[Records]
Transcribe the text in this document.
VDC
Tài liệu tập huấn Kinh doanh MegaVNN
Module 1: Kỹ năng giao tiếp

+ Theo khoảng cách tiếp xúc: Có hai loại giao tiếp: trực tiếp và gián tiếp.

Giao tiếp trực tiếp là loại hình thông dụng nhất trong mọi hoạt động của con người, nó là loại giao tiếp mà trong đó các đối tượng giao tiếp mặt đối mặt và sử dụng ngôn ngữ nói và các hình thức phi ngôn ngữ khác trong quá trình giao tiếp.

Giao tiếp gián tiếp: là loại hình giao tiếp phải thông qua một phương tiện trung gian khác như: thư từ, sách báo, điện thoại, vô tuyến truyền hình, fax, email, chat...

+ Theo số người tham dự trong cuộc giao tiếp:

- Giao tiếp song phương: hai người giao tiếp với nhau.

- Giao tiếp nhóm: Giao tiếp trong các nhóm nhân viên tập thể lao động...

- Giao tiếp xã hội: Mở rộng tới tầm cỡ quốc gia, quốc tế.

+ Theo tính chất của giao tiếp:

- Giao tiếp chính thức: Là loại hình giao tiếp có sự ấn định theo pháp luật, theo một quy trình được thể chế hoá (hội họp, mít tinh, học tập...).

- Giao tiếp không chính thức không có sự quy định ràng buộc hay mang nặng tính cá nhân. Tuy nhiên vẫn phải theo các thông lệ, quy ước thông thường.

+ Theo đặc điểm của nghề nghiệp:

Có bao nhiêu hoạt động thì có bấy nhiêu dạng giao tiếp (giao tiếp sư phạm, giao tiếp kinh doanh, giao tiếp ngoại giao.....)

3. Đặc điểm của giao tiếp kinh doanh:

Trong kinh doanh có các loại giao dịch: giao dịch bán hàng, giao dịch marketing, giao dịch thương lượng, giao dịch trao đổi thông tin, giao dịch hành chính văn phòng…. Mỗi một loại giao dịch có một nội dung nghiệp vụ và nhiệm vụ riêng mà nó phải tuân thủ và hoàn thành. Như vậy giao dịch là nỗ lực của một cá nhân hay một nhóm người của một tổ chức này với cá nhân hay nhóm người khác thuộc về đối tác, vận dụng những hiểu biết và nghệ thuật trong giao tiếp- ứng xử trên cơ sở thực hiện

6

# Goal of the exercise
Return what is listed above, exactly and completely.

# Response below
Transcribe the text in this document.
VDC
Tài liệu tập huấn Kinh doanh MegaVNN
Module 1: Kỹ năng giao tiếp

+ Theo khoảng cách tiếp xúc: Có hai loại giao tiếp: trực tiếp và gián tiếp.

Giao tiếp trực tiếp là loại hình thông dụng nhất trong mọi hoạt động của con người, nó là loại giao tiếp mà trong đó các đối tượng giao tiếp mặt đối mặt và sử dụng ngôn ngữ nói và các hình thức phi ngôn ngữ khác trong quá trình giao tiếp.

Giao tiếp gián tiếp: là loại hình giao tiếp phải thông qua một phương tiện trung gian khác như: thư từ, sách báo, điện thoại, vô tuyến truyền hình, fax, email, chat...

+ Theo số người tham dự trong cuộc giao tiếp:

- Giao tiếp song phương: hai người giao tiếp với nhau.

- Giao tiếp nhóm: Giao tiếp trong các nhóm nhân viên tập thể lao động...

- Giao tiếp xã hội: Mở rộng tới tầm cỡ quốc gia, quốc tế.

+ Theo tính chất của giao tiếp:

- Giao tiếp chính thức: Là loại hình giao tiếp có sự ấn định theo pháp luật, theo một quy trình được thể chế hoá (hội họp, mít tinh, học tập...).

- Giao tiếp không chính thức không có sự quy định ràng buộc hay mang nặng tính cá nhân. Tuy nhiên vẫn phải theo các thông lệ, quy ước thông thường.

+ Theo đặc điểm của nghề nghiệp:

Có bao nhiêu hoạt động thì có bấy nhiêu dạng giao tiếp (giao tiếp sư phạm, giao tiếp kinh doanh, giao tiếp ngoại giao.....)

3. Đặc điểm của giao tiếp kinh doanh:

Trong kinh doanh có các loại giao dịch: giao dịch bán hàng, giao dịch marketing, giao dịch thương lượng, giao dịch trao đổi thông tin, giao dịch hành chính văn phòng…. Mỗi một loại giao dịch có một nội dung nghiệp vụ và nhiệm vụ riêng mà nó phải tuân thủ và hoàn thành. Như vậy giao dịch là nỗ lực của một cá nhân hay một nhóm người của một tổ chức này với cá nhân hay nhóm người khác thuộc về đối tác, vận dụng những hiểu biết và nghệ thuật trong giao tiếp- ứng xử trên cơ sở thực hiện

6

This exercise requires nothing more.